__WHAT TO DO__. Every record below should be printed exactly as it appears.

__EXTRACTED INFORMATION__.
◆ ◆ ◆ ◆
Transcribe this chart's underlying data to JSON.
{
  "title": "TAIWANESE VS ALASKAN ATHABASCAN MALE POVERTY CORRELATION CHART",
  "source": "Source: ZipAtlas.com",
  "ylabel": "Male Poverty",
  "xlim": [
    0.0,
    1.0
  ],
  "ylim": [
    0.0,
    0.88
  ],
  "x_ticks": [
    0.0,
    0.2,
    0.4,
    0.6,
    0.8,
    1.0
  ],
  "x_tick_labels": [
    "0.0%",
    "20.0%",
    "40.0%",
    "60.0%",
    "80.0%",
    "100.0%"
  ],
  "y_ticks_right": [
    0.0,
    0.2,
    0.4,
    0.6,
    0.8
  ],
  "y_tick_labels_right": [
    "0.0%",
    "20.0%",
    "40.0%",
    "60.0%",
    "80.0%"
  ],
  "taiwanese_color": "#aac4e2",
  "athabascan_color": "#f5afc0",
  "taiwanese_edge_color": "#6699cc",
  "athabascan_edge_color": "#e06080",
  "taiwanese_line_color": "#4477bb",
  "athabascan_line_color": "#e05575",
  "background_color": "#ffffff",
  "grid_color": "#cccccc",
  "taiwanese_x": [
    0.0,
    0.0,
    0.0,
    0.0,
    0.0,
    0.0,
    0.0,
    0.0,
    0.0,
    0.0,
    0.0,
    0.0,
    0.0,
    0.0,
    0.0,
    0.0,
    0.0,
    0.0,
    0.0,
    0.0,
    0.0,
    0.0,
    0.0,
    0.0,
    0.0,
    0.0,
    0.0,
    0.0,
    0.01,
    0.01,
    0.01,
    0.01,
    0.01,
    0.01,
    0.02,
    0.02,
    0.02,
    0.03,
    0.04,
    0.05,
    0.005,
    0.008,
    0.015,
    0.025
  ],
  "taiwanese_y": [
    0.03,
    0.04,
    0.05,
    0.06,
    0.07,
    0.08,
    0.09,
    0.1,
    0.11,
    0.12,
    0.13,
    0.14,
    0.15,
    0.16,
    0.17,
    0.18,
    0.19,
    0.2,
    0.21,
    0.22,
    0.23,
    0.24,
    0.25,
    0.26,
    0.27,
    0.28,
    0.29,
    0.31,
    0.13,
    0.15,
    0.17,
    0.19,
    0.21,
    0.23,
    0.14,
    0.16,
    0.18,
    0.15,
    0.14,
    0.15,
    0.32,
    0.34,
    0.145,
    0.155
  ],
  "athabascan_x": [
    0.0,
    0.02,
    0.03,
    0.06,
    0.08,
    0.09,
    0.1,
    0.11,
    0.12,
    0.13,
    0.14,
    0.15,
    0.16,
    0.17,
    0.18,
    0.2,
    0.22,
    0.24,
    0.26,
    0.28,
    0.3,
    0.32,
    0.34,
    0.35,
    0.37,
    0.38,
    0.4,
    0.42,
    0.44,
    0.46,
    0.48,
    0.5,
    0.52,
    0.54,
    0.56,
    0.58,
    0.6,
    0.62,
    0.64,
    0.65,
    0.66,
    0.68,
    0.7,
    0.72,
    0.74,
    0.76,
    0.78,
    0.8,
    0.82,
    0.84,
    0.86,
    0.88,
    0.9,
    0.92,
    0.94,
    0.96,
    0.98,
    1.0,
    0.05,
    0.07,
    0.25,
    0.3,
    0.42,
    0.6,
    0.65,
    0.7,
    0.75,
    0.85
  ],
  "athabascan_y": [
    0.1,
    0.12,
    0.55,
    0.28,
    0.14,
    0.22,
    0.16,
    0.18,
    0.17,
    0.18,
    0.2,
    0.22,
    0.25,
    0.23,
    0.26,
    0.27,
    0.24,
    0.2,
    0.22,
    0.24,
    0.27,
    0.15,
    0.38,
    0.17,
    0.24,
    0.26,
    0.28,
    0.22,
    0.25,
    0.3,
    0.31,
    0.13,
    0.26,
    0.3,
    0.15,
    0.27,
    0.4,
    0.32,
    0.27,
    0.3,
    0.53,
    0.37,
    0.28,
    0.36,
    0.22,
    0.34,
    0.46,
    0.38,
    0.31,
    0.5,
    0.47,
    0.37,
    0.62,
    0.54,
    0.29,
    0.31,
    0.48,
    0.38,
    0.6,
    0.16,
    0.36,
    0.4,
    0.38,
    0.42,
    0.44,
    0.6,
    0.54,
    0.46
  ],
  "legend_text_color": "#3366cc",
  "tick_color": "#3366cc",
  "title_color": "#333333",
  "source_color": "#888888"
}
◆ ◆ ◆ ◆
__TASK RESULT__.
Transcribe this chart's underlying data to JSON.
{
  "title": "TAIWANESE VS ALASKAN ATHABASCAN MALE POVERTY CORRELATION CHART",
  "source": "Source: ZipAtlas.com",
  "ylabel": "Male Poverty",
  "xlim": [
    0.0,
    1.0
  ],
  "ylim": [
    0.0,
    0.88
  ],
  "x_ticks": [
    0.0,
    0.2,
    0.4,
    0.6,
    0.8,
    1.0
  ],
  "x_tick_labels": [
    "0.0%",
    "20.0%",
    "40.0%",
    "60.0%",
    "80.0%",
    "100.0%"
  ],
  "y_ticks_right": [
    0.0,
    0.2,
    0.4,
    0.6,
    0.8
  ],
  "y_tick_labels_right": [
    "0.0%",
    "20.0%",
    "40.0%",
    "60.0%",
    "80.0%"
  ],
  "taiwanese_color": "#aac4e2",
  "athabascan_color": "#f5afc0",
  "taiwanese_edge_color": "#6699cc",
  "athabascan_edge_color": "#e06080",
  "taiwanese_line_color": "#4477bb",
  "athabascan_line_color": "#e05575",
  "background_color": "#ffffff",
  "grid_color": "#cccccc",
  "taiwanese_x": [
    0.0,
    0.0,
    0.0,
    0.0,
    0.0,
    0.0,
    0.0,
    0.0,
    0.0,
    0.0,
    0.0,
    0.0,
    0.0,
    0.0,
    0.0,
    0.0,
    0.0,
    0.0,
    0.0,
    0.0,
    0.0,
    0.0,
    0.0,
    0.0,
    0.0,
    0.0,
    0.0,
    0.0,
    0.01,
    0.01,
    0.01,
    0.01,
    0.01,
    0.01,
    0.02,
    0.02,
    0.02,
    0.03,
    0.04,
    0.05,
    0.005,
    0.008,
    0.015,
    0.025
  ],
  "taiwanese_y": [
    0.03,
    0.04,
    0.05,
    0.06,
    0.07,
    0.08,
    0.09,
    0.1,
    0.11,
    0.12,
    0.13,
    0.14,
    0.15,
    0.16,
    0.17,
    0.18,
    0.19,
    0.2,
    0.21,
    0.22,
    0.23,
    0.24,
    0.25,
    0.26,
    0.27,
    0.28,
    0.29,
    0.31,
    0.13,
    0.15,
    0.17,
    0.19,
    0.21,
    0.23,
    0.14,
    0.16,
    0.18,
    0.15,
    0.14,
    0.15,
    0.32,
    0.34,
    0.145,
    0.155
  ],
  "athabascan_x": [
    0.0,
    0.02,
    0.03,
    0.06,
    0.08,
    0.09,
    0.1,
    0.11,
    0.12,
    0.13,
    0.14,
    0.15,
    0.16,
    0.17,
    0.18,
    0.2,
    0.22,
    0.24,
    0.26,
    0.28,
    0.3,
    0.32,
    0.34,
    0.35,
    0.37,
    0.38,
    0.4,
    0.42,
    0.44,
    0.46,
    0.48,
    0.5,
    0.52,
    0.54,
    0.56,
    0.58,
    0.6,
    0.62,
    0.64,
    0.65,
    0.66,
    0.68,
    0.7,
    0.72,
    0.74,
    0.76,
    0.78,
    0.8,
    0.82,
    0.84,
    0.86,
    0.88,
    0.9,
    0.92,
    0.94,
    0.96,
    0.98,
    1.0,
    0.05,
    0.07,
    0.25,
    0.3,
    0.42,
    0.6,
    0.65,
    0.7,
    0.75,
    0.85
  ],
  "athabascan_y": [
    0.1,
    0.12,
    0.55,
    0.28,
    0.14,
    0.22,
    0.16,
    0.18,
    0.17,
    0.18,
    0.2,
    0.22,
    0.25,
    0.23,
    0.26,
    0.27,
    0.24,
    0.2,
    0.22,
    0.24,
    0.27,
    0.15,
    0.38,
    0.17,
    0.24,
    0.26,
    0.28,
    0.22,
    0.25,
    0.3,
    0.31,
    0.13,
    0.26,
    0.3,
    0.15,
    0.27,
    0.4,
    0.32,
    0.27,
    0.3,
    0.53,
    0.37,
    0.28,
    0.36,
    0.22,
    0.34,
    0.46,
    0.38,
    0.31,
    0.5,
    0.47,
    0.37,
    0.62,
    0.54,
    0.29,
    0.31,
    0.48,
    0.38,
    0.6,
    0.16,
    0.36,
    0.4,
    0.38,
    0.42,
    0.44,
    0.6,
    0.54,
    0.46
  ],
  "legend_text_color": "#3366cc",
  "tick_color": "#3366cc",
  "title_color": "#333333",
  "source_color": "#888888"
}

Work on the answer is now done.